§ Work to be completed:
Take the line that contains "Decode this image" and each line after it in the material below, and transcribe them exactly, stopping at the end.

§ Stored rows:
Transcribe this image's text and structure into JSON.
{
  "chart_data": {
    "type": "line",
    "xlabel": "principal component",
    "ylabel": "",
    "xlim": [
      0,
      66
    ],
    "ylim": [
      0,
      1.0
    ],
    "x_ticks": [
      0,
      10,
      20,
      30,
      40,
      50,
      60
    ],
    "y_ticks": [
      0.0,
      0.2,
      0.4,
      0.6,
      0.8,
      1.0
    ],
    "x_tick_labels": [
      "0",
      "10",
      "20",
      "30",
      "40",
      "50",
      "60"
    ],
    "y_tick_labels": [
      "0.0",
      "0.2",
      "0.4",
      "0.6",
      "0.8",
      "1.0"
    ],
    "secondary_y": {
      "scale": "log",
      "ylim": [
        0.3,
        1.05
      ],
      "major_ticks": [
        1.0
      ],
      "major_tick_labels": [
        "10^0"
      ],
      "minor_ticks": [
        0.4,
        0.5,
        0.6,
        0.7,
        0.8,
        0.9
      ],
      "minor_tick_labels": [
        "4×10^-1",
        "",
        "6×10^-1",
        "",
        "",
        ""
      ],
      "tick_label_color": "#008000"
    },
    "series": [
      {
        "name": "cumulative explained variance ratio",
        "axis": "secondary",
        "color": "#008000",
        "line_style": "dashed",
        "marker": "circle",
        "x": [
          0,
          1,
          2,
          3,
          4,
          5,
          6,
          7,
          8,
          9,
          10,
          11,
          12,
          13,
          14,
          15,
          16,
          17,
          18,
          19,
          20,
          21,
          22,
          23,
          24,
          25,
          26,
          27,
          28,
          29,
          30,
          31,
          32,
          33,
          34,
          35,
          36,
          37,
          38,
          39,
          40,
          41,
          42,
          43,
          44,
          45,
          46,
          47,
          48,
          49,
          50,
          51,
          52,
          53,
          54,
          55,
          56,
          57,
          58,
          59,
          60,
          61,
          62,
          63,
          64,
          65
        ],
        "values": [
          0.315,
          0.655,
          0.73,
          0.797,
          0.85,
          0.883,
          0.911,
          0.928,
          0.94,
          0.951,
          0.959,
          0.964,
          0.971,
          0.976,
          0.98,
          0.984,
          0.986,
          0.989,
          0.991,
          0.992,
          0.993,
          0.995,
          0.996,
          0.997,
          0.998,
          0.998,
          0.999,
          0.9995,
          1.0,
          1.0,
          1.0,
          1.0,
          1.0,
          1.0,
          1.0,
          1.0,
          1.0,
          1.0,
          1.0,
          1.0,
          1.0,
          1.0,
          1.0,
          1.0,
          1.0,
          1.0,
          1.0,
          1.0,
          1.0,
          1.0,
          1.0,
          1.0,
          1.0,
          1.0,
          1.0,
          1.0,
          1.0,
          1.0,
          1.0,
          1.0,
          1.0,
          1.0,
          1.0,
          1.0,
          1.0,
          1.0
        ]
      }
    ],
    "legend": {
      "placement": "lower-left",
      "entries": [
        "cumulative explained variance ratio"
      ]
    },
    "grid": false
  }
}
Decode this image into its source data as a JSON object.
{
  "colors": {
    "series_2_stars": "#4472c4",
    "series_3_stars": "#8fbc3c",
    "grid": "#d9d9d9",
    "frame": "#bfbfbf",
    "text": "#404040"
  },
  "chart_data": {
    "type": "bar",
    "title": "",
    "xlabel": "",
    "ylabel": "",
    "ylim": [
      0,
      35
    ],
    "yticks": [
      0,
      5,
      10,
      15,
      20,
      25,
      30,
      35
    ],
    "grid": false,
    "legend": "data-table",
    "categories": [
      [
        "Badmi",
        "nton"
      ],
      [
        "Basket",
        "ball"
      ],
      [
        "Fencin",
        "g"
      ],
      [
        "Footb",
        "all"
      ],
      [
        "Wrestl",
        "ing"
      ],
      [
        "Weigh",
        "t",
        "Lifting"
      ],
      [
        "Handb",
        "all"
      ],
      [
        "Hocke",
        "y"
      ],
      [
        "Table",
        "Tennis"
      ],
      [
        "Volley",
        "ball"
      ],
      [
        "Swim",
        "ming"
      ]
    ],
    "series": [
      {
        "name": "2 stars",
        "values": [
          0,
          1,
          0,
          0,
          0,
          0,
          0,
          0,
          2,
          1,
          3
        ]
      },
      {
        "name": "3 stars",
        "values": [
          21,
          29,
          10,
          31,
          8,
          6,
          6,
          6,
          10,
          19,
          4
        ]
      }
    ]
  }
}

§ Final answer:
Decode this image into its source data as a JSON object.
{
  "colors": {
    "series_2_stars": "#4472c4",
    "series_3_stars": "#8fbc3c",
    "grid": "#d9d9d9",
    "frame": "#bfbfbf",
    "text": "#404040"
  },
  "chart_data": {
    "type": "bar",
    "title": "",
    "xlabel": "",
    "ylabel": "",
    "ylim": [
      0,
      35
    ],
    "yticks": [
      0,
      5,
      10,
      15,
      20,
      25,
      30,
      35
    ],
    "grid": false,
    "legend": "data-table",
    "categories": [
      [
        "Badmi",
        "nton"
      ],
      [
        "Basket",
        "ball"
      ],
      [
        "Fencin",
        "g"
      ],
      [
        "Footb",
        "all"
      ],
      [
        "Wrestl",
        "ing"
      ],
      [
        "Weigh",
        "t",
        "Lifting"
      ],
      [
        "Handb",
        "all"
      ],
      [
        "Hocke",
        "y"
      ],
      [
        "Table",
        "Tennis"
      ],
      [
        "Volley",
        "ball"
      ],
      [
        "Swim",
        "ming"
      ]
    ],
    "series": [
      {
        "name": "2 stars",
        "values": [
          0,
          1,
          0,
          0,
          0,
          0,
          0,
          0,
          2,
          1,
          3
        ]
      },
      {
        "name": "3 stars",
        "values": [
          21,
          29,
          10,
          31,
          8,
          6,
          6,
          6,
          10,
          19,
          4
        ]
      }
    ]
  }
}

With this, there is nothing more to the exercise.